> _Job_
Provide only the number of lines in the data below that contain the word "trucks".

> _Exercise materials_
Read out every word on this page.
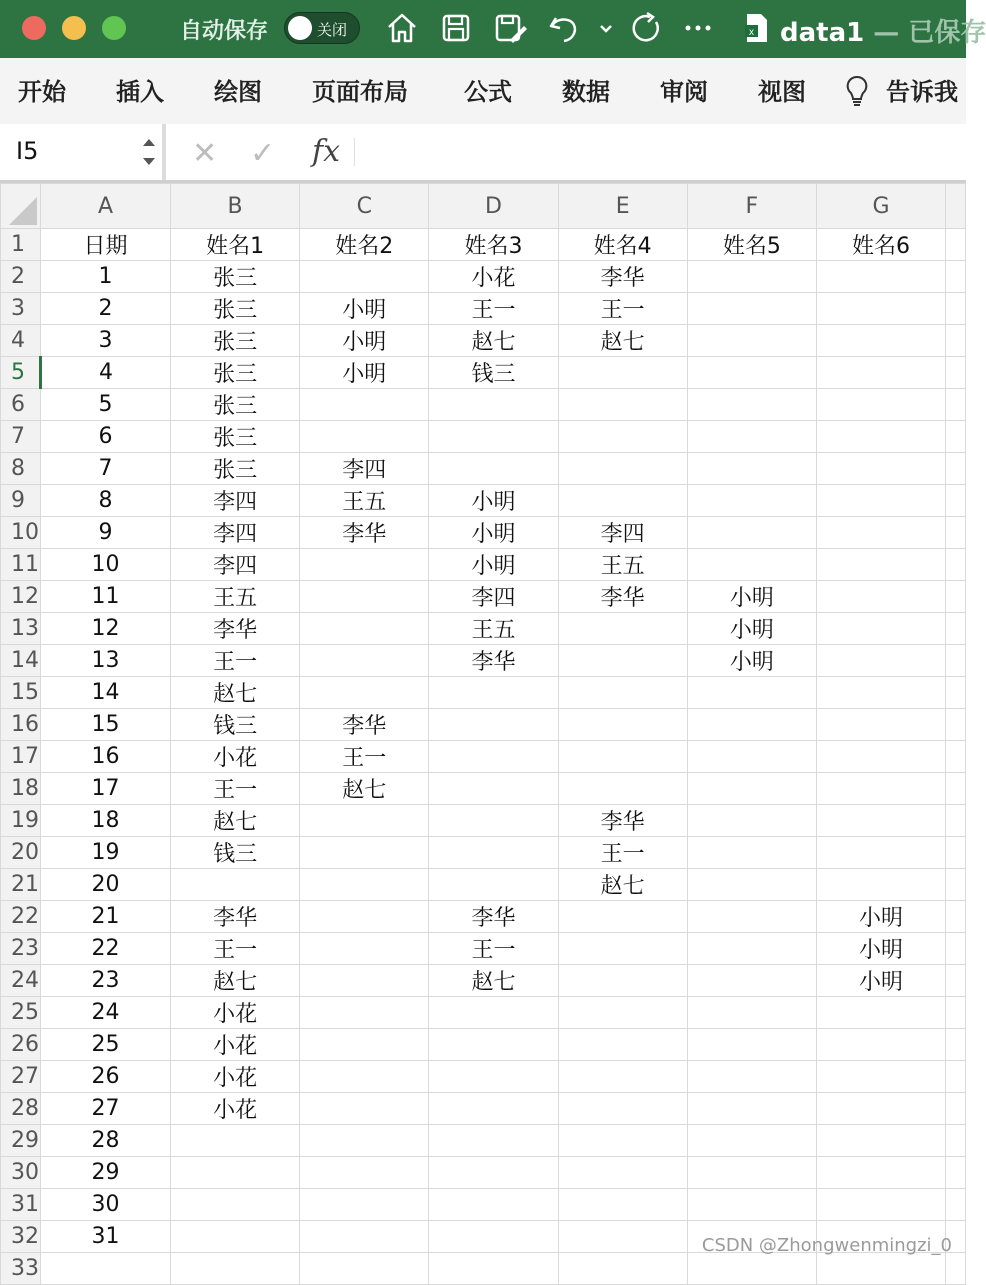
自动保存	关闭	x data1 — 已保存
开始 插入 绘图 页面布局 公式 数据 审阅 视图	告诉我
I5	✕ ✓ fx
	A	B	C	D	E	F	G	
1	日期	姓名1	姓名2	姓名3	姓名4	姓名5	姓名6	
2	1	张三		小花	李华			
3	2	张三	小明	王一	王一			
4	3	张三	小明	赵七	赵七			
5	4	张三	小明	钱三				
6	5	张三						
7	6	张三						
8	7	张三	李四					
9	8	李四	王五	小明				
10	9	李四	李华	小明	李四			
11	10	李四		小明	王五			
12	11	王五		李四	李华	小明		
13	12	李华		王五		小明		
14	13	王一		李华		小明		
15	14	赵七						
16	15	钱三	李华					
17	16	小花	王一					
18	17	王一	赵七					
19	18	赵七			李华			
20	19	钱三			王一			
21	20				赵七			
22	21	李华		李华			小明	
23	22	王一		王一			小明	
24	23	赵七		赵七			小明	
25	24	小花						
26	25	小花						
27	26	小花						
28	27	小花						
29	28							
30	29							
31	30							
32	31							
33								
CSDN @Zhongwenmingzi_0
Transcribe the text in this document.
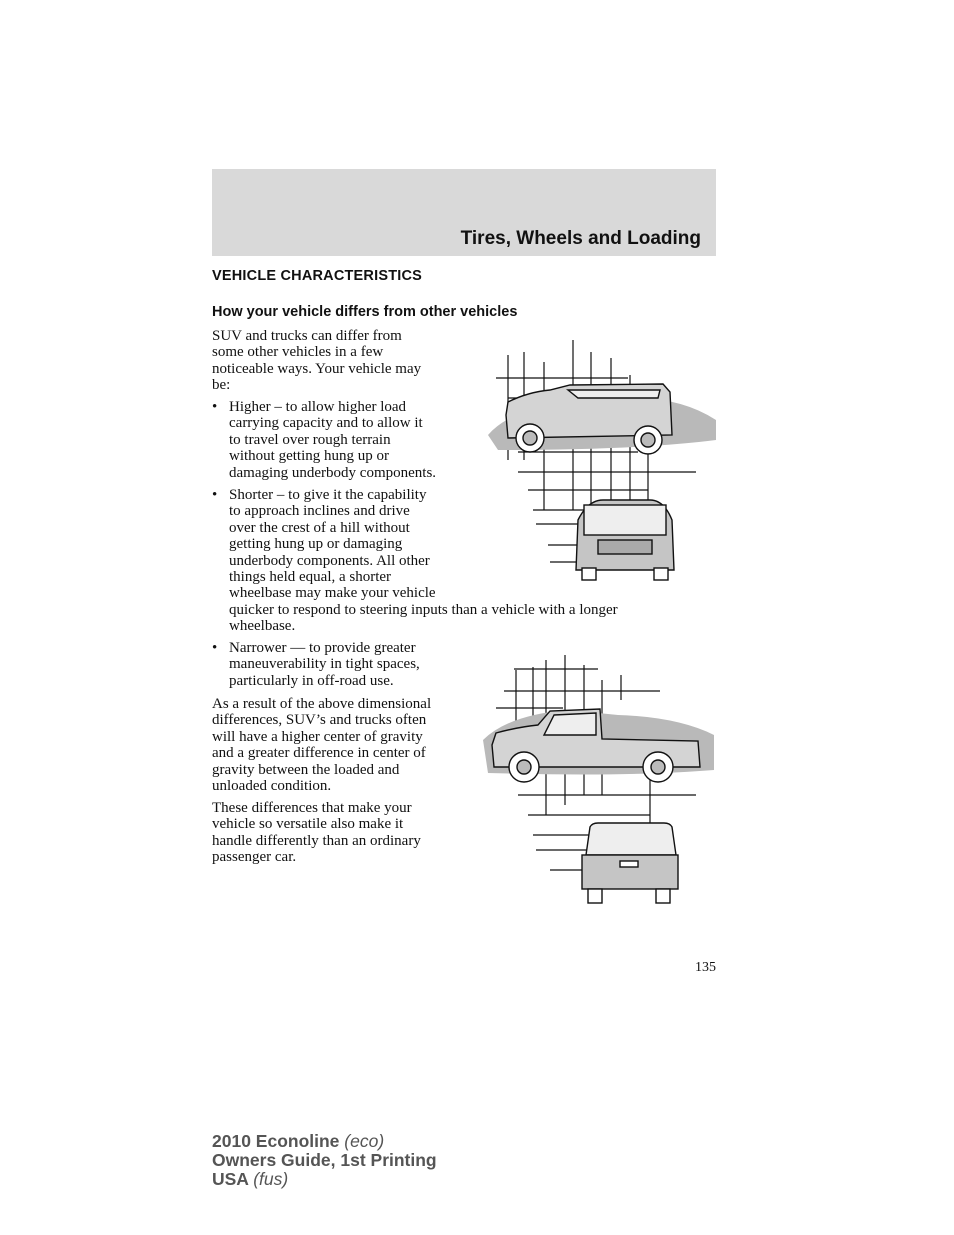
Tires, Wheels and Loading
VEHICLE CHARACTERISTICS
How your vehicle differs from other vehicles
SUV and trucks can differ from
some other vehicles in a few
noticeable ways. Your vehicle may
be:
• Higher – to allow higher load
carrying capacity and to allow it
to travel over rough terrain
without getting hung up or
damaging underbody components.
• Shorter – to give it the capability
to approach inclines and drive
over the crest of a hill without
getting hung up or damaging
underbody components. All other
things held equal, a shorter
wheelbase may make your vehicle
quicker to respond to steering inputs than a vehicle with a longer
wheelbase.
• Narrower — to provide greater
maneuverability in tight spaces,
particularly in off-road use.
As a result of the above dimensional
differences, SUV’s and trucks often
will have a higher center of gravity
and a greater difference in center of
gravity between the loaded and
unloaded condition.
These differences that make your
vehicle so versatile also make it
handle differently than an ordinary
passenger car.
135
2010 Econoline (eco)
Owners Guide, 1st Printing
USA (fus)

> _Reply_
2